* [Direction]
Copy out the listing in full, exactly as written, but not its pictures.

* [Material for this exercise]
START
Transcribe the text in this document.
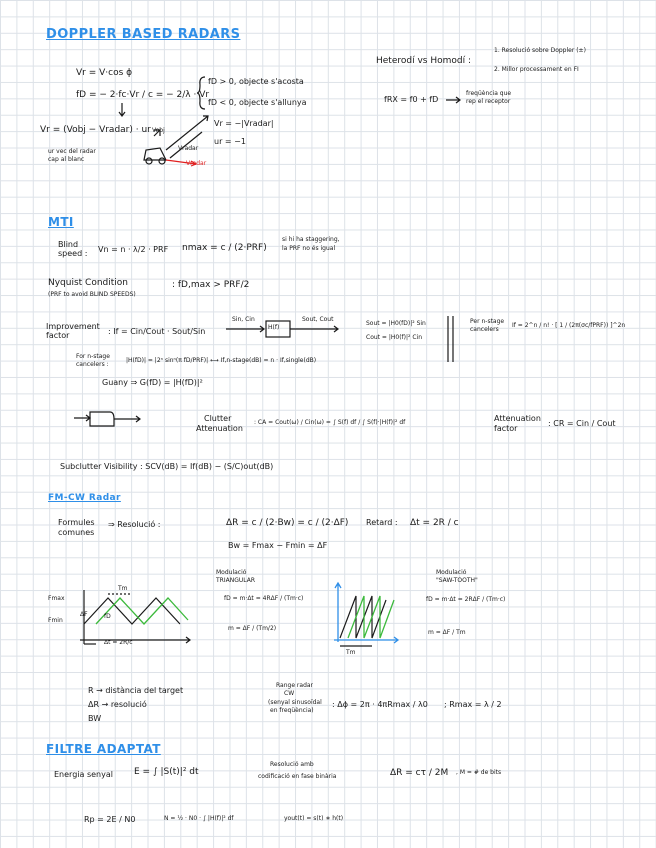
DOPPLER BASED RADARS
Vr = V·cos ϕ
fD = − 2·fc·Vr / c = − 2/λ · Vr
fD > 0, objecte s'acosta
fD < 0, objecte s'allunya
Vr = (Vobj − Vradar) · ur
ur vec del radar
cap al blanc
Vobj
Vradar
Vradar
Vr = −|Vradar|
ur = −1
Heterodí vs Homodí :
1. Resolució sobre Doppler (±)
2. Millor processament en FI
fRX = f0 + fD
freqüència que
rep el receptor
MTI
Blind
speed : Vn = n · λ/2 · PRF nmax = c / (2·PRF)
si hi ha staggering,
la PRF no és igual
Nyquist Condition
(PRF to avoid BLIND SPEEDS)
: fD,max > PRF/2
Improvement
factor	: If = Cin/Cout · Sout/Sin
Sin, Cin
H(f)
Sout, Cout
Sout = |H0(fD)|² Sin
Cout = |H0(f)|² Cin
Per n-stage
cancelers
If = 2^n / n! · [ 1 / (2π(σc/fPRF)) ]^2n
For n-stage
cancelers :
|H(fD)| = |2ⁿ sinⁿ(π fD/PRF)| ⟷ If,n-stage(dB) = n · If,single(dB)
Guany ⇒ G(fD) = |H(fD)|²
Clutter
Attenuation
: CA = Cout(ω) / Cin(ω) = ∫ S(f) df / ∫ S(f)·|H(f)|² df	Attenuation
factor
: CR = Cin / Cout
Subclutter Visibility : SCV(dB) = If(dB) − (S/C)out(dB)
FM-CW Radar
Formules
comunes
⇒ Resolució :	ΔR = c / (2·Bw) = c / (2·ΔF) Retard : Δt = 2R / c
Bw = Fmax − Fmin = ΔF
Fmax
Fmin
ΔF
Tm
fD
Δt = 2R/c
Modulació
TRIANGULAR
fD = m·Δt = 4RΔF / (Tm·c)
m = ΔF / (Tm/2)
Tm
Modulació
"SAW-TOOTH"
fD = m·Δt = 2RΔF / (Tm·c)
m = ΔF / Tm
R → distància del target
ΔR → resolució
BW
Range radar
CW
(senyal sinusoïdal
en freqüència)
: Δϕ = 2π · 4πRmax / λ0 ; Rmax = λ / 2
FILTRE ADAPTAT
Energia senyal E = ∫ |S(t)|² dt
Resolució amb
codificació en fase binària	ΔR = cτ / 2M , M = # de bits
Rp = 2E / N0	N = ½ · N0 · ∫ |H(f)|² df	yout(t) = s(t) ∗ h(t)
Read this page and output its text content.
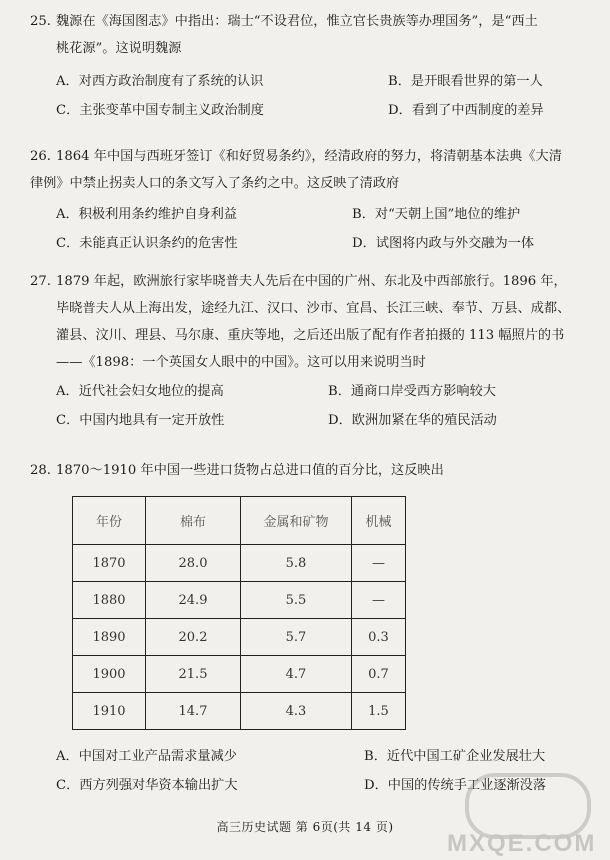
25. 魏源在《海国图志》中指出：瑞士“不设君位，惟立官长贵族等办理国务”，是“西土
桃花源”。这说明魏源
A．对西方政治制度有了系统的认识	B．是开眼看世界的第一人
C．主张变革中国专制主义政治制度	D．看到了中西制度的差异
26. 1864 年中国与西班牙签订《和好贸易条约》，经清政府的努力，将清朝基本法典《大清
律例》中禁止拐卖人口的条文写入了条约之中。这反映了清政府
A．积极利用条约维护自身利益	B．对“天朝上国”地位的维护
C．未能真正认识条约的危害性	D．试图将内政与外交融为一体
27. 1879 年起，欧洲旅行家毕晓普夫人先后在中国的广州、东北及中西部旅行。1896 年，
毕晓普夫人从上海出发，途经九江、汉口、沙市、宜昌、长江三峡、奉节、万县、成都、
灌县、汶川、理县、马尔康、重庆等地，之后还出版了配有作者拍摄的 113 幅照片的书
——《1898：一个英国女人眼中的中国》。这可以用来说明当时
A．近代社会妇女地位的提高	B．通商口岸受西方影响较大
C．中国内地具有一定开放性	D．欧洲加紧在华的殖民活动
28. 1870～1910 年中国一些进口货物占总进口值的百分比，这反映出
年份	棉布	金属和矿物	机械
1870	28.0	5.8	—
1880	24.9	5.5	—
1890	20.2	5.7	0.3
1900	21.5	4.7	0.7
1910	14.7	4.3	1.5
A．中国对工业产品需求量减少	B．近代中国工矿企业发展壮大
C．西方列强对华资本输出扩大	D．中国的传统手工业逐渐没落
高三历史试题 第 6页(共 14 页)
MXQE.COM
END
* [Result]
Transcribe the text in this document.
DOPPLER BASED RADARS
Vr = V·cos ϕ
fD = − 2·fc·Vr / c = − 2/λ · Vr
fD > 0, objecte s'acosta
fD < 0, objecte s'allunya
Vr = (Vobj − Vradar) · ur
ur vec del radar
cap al blanc
Vobj
Vradar
Vradar
Vr = −|Vradar|
ur = −1
Heterodí vs Homodí :
1. Resolució sobre Doppler (±)
2. Millor processament en FI
fRX = f0 + fD
freqüència que
rep el receptor
MTI
Blind
speed : Vn = n · λ/2 · PRF nmax = c / (2·PRF)
si hi ha staggering,
la PRF no és igual
Nyquist Condition
(PRF to avoid BLIND SPEEDS)
: fD,max > PRF/2
Improvement
factor	: If = Cin/Cout · Sout/Sin
Sin, Cin
H(f)
Sout, Cout
Sout = |H0(fD)|² Sin
Cout = |H0(f)|² Cin
Per n-stage
cancelers
If = 2^n / n! · [ 1 / (2π(σc/fPRF)) ]^2n
For n-stage
cancelers :
|H(fD)| = |2ⁿ sinⁿ(π fD/PRF)| ⟷ If,n-stage(dB) = n · If,single(dB)
Guany ⇒ G(fD) = |H(fD)|²
Clutter
Attenuation
: CA = Cout(ω) / Cin(ω) = ∫ S(f) df / ∫ S(f)·|H(f)|² df	Attenuation
factor
: CR = Cin / Cout
Subclutter Visibility : SCV(dB) = If(dB) − (S/C)out(dB)
FM-CW Radar
Formules
comunes
⇒ Resolució :	ΔR = c / (2·Bw) = c / (2·ΔF) Retard : Δt = 2R / c
Bw = Fmax − Fmin = ΔF
Fmax
Fmin
ΔF
Tm
fD
Δt = 2R/c
Modulació
TRIANGULAR
fD = m·Δt = 4RΔF / (Tm·c)
m = ΔF / (Tm/2)
Tm
Modulació
"SAW-TOOTH"
fD = m·Δt = 2RΔF / (Tm·c)
m = ΔF / Tm
R → distància del target
ΔR → resolució
BW
Range radar
CW
(senyal sinusoïdal
en freqüència)
: Δϕ = 2π · 4πRmax / λ0 ; Rmax = λ / 2
FILTRE ADAPTAT
Energia senyal E = ∫ |S(t)|² dt
Resolució amb
codificació en fase binària	ΔR = cτ / 2M , M = # de bits
Rp = 2E / N0	N = ½ · N0 · ∫ |H(f)|² df	yout(t) = s(t) ∗ h(t)
Read this page and output its text content.
25. 魏源在《海国图志》中指出：瑞士“不设君位，惟立官长贵族等办理国务”，是“西土
桃花源”。这说明魏源
A．对西方政治制度有了系统的认识	B．是开眼看世界的第一人
C．主张变革中国专制主义政治制度	D．看到了中西制度的差异
26. 1864 年中国与西班牙签订《和好贸易条约》，经清政府的努力，将清朝基本法典《大清
律例》中禁止拐卖人口的条文写入了条约之中。这反映了清政府
A．积极利用条约维护自身利益	B．对“天朝上国”地位的维护
C．未能真正认识条约的危害性	D．试图将内政与外交融为一体
27. 1879 年起，欧洲旅行家毕晓普夫人先后在中国的广州、东北及中西部旅行。1896 年，
毕晓普夫人从上海出发，途经九江、汉口、沙市、宜昌、长江三峡、奉节、万县、成都、
灌县、汶川、理县、马尔康、重庆等地，之后还出版了配有作者拍摄的 113 幅照片的书
——《1898：一个英国女人眼中的中国》。这可以用来说明当时
A．近代社会妇女地位的提高	B．通商口岸受西方影响较大
C．中国内地具有一定开放性	D．欧洲加紧在华的殖民活动
28. 1870～1910 年中国一些进口货物占总进口值的百分比，这反映出
年份	棉布	金属和矿物	机械
1870	28.0	5.8	—
1880	24.9	5.5	—
1890	20.2	5.7	0.3
1900	21.5	4.7	0.7
1910	14.7	4.3	1.5
A．中国对工业产品需求量减少	B．近代中国工矿企业发展壮大
C．西方列强对华资本输出扩大	D．中国的传统手工业逐渐没落
高三历史试题 第 6页(共 14 页)
MXQE.COM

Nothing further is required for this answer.